----- Exercise material -----
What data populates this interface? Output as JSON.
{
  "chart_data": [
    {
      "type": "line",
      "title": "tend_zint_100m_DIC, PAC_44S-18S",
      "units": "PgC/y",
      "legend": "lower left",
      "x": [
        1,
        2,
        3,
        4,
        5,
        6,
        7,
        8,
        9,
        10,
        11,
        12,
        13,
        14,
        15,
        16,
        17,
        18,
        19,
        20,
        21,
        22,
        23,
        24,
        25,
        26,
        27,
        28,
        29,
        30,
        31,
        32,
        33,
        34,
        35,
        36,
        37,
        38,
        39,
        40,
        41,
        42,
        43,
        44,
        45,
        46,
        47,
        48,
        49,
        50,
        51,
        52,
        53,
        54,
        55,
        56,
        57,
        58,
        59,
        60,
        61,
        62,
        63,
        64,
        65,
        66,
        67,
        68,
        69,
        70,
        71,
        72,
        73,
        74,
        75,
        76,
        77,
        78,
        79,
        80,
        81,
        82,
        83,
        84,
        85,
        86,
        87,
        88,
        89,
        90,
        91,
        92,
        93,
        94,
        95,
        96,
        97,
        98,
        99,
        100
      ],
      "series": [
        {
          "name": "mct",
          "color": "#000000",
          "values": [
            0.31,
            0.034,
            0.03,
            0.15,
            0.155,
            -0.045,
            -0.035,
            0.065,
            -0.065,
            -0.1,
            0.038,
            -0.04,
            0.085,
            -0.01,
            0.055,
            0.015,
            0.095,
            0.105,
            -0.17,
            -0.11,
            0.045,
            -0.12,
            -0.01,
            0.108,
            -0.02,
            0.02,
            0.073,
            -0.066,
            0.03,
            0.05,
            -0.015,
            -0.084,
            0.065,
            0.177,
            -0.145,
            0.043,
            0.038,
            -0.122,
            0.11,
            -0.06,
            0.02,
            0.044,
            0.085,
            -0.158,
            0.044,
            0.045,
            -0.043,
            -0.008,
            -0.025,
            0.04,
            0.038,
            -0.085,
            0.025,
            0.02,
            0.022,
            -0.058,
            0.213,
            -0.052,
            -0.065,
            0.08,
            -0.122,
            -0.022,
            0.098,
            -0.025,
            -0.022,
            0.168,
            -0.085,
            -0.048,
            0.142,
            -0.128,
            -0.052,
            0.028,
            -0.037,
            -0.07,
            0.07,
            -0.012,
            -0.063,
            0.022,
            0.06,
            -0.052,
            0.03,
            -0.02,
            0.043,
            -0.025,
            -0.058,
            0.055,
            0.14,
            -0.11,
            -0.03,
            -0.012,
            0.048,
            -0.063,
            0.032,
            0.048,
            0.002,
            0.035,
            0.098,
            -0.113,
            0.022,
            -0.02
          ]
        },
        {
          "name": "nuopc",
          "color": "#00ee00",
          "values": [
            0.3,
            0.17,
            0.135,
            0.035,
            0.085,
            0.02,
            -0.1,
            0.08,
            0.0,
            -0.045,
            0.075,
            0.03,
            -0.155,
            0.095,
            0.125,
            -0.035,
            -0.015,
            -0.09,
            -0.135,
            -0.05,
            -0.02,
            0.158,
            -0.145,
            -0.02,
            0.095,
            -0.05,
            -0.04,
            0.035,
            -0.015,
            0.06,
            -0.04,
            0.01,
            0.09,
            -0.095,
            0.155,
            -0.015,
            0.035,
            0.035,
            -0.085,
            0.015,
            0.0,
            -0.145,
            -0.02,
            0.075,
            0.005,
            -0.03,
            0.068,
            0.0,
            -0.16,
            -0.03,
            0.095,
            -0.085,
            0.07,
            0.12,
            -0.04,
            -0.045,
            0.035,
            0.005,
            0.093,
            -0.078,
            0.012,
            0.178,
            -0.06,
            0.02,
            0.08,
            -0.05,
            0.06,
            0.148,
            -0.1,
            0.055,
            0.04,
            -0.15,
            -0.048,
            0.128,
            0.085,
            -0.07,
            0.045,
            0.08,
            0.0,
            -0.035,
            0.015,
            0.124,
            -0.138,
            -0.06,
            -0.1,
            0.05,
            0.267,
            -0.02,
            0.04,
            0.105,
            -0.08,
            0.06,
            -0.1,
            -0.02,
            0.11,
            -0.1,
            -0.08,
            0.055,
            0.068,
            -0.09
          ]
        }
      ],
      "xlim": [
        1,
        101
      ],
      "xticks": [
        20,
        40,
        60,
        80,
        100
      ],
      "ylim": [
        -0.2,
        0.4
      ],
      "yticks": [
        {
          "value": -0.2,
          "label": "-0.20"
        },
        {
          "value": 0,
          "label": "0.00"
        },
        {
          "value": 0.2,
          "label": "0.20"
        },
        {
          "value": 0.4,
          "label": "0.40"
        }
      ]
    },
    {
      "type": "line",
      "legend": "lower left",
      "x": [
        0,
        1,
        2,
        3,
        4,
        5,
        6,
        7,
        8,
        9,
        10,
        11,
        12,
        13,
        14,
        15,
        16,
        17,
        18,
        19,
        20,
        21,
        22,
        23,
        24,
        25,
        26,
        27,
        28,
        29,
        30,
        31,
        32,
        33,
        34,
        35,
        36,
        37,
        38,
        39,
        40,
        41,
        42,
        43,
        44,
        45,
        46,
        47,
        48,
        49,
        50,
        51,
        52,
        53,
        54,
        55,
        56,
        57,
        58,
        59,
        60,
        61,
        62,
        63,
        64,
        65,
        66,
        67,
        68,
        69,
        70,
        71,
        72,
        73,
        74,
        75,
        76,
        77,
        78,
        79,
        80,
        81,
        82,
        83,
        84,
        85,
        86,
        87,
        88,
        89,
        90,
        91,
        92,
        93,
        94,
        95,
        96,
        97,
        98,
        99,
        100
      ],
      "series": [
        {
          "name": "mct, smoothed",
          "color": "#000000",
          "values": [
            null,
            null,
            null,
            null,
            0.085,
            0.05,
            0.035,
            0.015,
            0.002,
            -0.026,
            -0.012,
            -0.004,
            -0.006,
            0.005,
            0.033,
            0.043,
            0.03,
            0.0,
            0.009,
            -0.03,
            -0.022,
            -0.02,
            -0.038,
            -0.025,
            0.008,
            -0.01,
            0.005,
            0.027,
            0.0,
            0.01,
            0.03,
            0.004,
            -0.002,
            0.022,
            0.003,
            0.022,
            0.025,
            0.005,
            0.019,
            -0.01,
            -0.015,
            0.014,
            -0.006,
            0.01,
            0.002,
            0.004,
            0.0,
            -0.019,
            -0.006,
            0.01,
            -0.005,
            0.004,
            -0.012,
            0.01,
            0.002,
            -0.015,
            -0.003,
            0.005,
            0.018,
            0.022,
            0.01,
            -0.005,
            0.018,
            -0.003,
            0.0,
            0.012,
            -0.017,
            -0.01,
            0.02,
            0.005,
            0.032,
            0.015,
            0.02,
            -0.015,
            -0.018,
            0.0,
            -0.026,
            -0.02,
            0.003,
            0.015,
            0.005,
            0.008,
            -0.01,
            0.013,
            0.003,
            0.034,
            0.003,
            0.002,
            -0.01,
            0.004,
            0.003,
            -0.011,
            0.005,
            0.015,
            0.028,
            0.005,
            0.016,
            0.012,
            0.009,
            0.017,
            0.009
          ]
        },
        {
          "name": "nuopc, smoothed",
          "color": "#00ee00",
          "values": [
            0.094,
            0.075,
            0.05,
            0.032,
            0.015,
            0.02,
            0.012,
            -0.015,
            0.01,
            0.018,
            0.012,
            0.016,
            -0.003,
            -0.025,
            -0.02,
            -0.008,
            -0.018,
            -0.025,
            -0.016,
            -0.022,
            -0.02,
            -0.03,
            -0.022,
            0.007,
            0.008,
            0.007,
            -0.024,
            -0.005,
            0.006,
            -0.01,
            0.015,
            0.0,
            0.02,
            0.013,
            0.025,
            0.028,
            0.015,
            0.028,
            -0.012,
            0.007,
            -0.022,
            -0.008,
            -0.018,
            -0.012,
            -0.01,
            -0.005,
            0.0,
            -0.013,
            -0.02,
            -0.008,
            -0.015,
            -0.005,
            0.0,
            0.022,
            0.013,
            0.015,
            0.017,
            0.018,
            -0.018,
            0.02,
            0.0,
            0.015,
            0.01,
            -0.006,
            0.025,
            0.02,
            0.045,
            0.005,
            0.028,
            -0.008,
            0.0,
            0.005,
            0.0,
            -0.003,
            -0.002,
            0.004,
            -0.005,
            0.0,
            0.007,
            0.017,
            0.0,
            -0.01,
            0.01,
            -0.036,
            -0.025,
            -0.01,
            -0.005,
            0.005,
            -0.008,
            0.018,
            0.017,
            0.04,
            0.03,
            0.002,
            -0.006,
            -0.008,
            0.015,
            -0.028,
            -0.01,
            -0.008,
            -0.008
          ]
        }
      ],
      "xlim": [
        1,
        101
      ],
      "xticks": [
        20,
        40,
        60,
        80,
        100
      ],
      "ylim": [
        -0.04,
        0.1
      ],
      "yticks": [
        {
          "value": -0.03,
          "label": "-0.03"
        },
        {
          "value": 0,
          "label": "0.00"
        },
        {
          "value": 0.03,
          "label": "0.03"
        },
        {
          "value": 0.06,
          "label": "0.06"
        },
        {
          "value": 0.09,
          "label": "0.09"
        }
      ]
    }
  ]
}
-----
[Goal of the exercise]:
Count every line in the data where the string "name" occurs. Give nothing except the number.

[Reply to the task]:
4